-- START OF INPUT RECORDS --
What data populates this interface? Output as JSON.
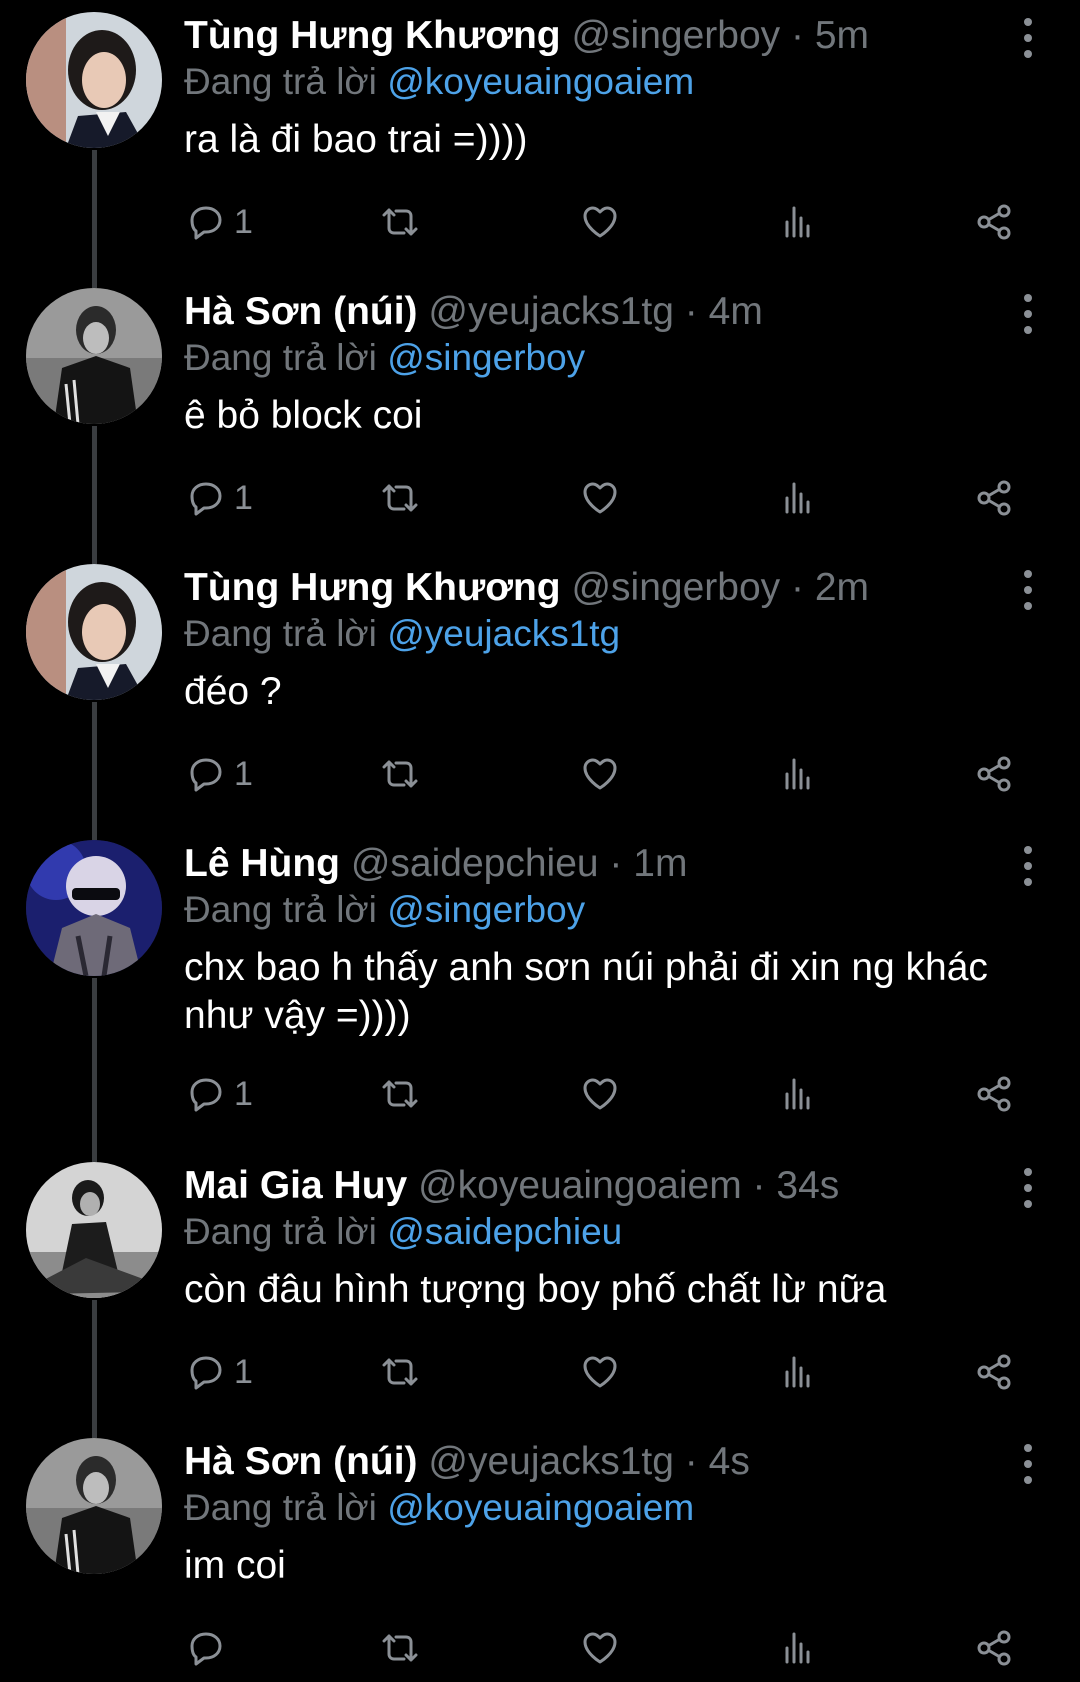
{
  "replying_prefix": "Đang trả lời",
  "separator": "·",
  "colors": {
    "background": "#000000",
    "name": "#ffffff",
    "muted": "#71767b",
    "mention": "#4da2e8",
    "rail": "#3a3d40"
  },
  "tweets": [
    {
      "name": "Tùng Hưng Khương",
      "handle": "@singerboy",
      "time": "5m",
      "replying_to": "@koyeuaingoaiem",
      "text_lines": [
        "ra là đi bao trai =))))"
      ],
      "reply_count": "1",
      "avatar_icon": "avatar-photo-icon"
    },
    {
      "name": "Hà Sơn (núi)",
      "handle": "@yeujacks1tg",
      "time": "4m",
      "replying_to": "@singerboy",
      "text_lines": [
        "ê bỏ block coi"
      ],
      "reply_count": "1",
      "avatar_icon": "avatar-photo-icon"
    },
    {
      "name": "Tùng Hưng Khương",
      "handle": "@singerboy",
      "time": "2m",
      "replying_to": "@yeujacks1tg",
      "text_lines": [
        "đéo ?"
      ],
      "reply_count": "1",
      "avatar_icon": "avatar-photo-icon"
    },
    {
      "name": "Lê Hùng",
      "handle": "@saidepchieu",
      "time": "1m",
      "replying_to": "@singerboy",
      "text_lines": [
        "chx bao h thấy anh sơn núi phải đi xin ng khác",
        "như vậy =))))"
      ],
      "reply_count": "1",
      "avatar_icon": "avatar-photo-icon"
    },
    {
      "name": "Mai Gia Huy",
      "handle": "@koyeuaingoaiem",
      "time": "34s",
      "replying_to": "@saidepchieu",
      "text_lines": [
        "còn đâu hình tượng boy phố chất lừ nữa"
      ],
      "reply_count": "1",
      "avatar_icon": "avatar-photo-icon"
    },
    {
      "name": "Hà Sơn (núi)",
      "handle": "@yeujacks1tg",
      "time": "4s",
      "replying_to": "@koyeuaingoaiem",
      "text_lines": [
        "im coi"
      ],
      "reply_count": "",
      "avatar_icon": "avatar-photo-icon"
    }
  ]
}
-- END OF INPUT RECORDS --
(YOUR INSTRUCTIONS):
Output the full set of records above without changing a word, and drop the images.

(OUTPUT OF THE TASK):
What data populates this interface? Output as JSON.
{
  "replying_prefix": "Đang trả lời",
  "separator": "·",
  "colors": {
    "background": "#000000",
    "name": "#ffffff",
    "muted": "#71767b",
    "mention": "#4da2e8",
    "rail": "#3a3d40"
  },
  "tweets": [
    {
      "name": "Tùng Hưng Khương",
      "handle": "@singerboy",
      "time": "5m",
      "replying_to": "@koyeuaingoaiem",
      "text_lines": [
        "ra là đi bao trai =))))"
      ],
      "reply_count": "1",
      "avatar_icon": "avatar-photo-icon"
    },
    {
      "name": "Hà Sơn (núi)",
      "handle": "@yeujacks1tg",
      "time": "4m",
      "replying_to": "@singerboy",
      "text_lines": [
        "ê bỏ block coi"
      ],
      "reply_count": "1",
      "avatar_icon": "avatar-photo-icon"
    },
    {
      "name": "Tùng Hưng Khương",
      "handle": "@singerboy",
      "time": "2m",
      "replying_to": "@yeujacks1tg",
      "text_lines": [
        "đéo ?"
      ],
      "reply_count": "1",
      "avatar_icon": "avatar-photo-icon"
    },
    {
      "name": "Lê Hùng",
      "handle": "@saidepchieu",
      "time": "1m",
      "replying_to": "@singerboy",
      "text_lines": [
        "chx bao h thấy anh sơn núi phải đi xin ng khác",
        "như vậy =))))"
      ],
      "reply_count": "1",
      "avatar_icon": "avatar-photo-icon"
    },
    {
      "name": "Mai Gia Huy",
      "handle": "@koyeuaingoaiem",
      "time": "34s",
      "replying_to": "@saidepchieu",
      "text_lines": [
        "còn đâu hình tượng boy phố chất lừ nữa"
      ],
      "reply_count": "1",
      "avatar_icon": "avatar-photo-icon"
    },
    {
      "name": "Hà Sơn (núi)",
      "handle": "@yeujacks1tg",
      "time": "4s",
      "replying_to": "@koyeuaingoaiem",
      "text_lines": [
        "im coi"
      ],
      "reply_count": "",
      "avatar_icon": "avatar-photo-icon"
    }
  ]
}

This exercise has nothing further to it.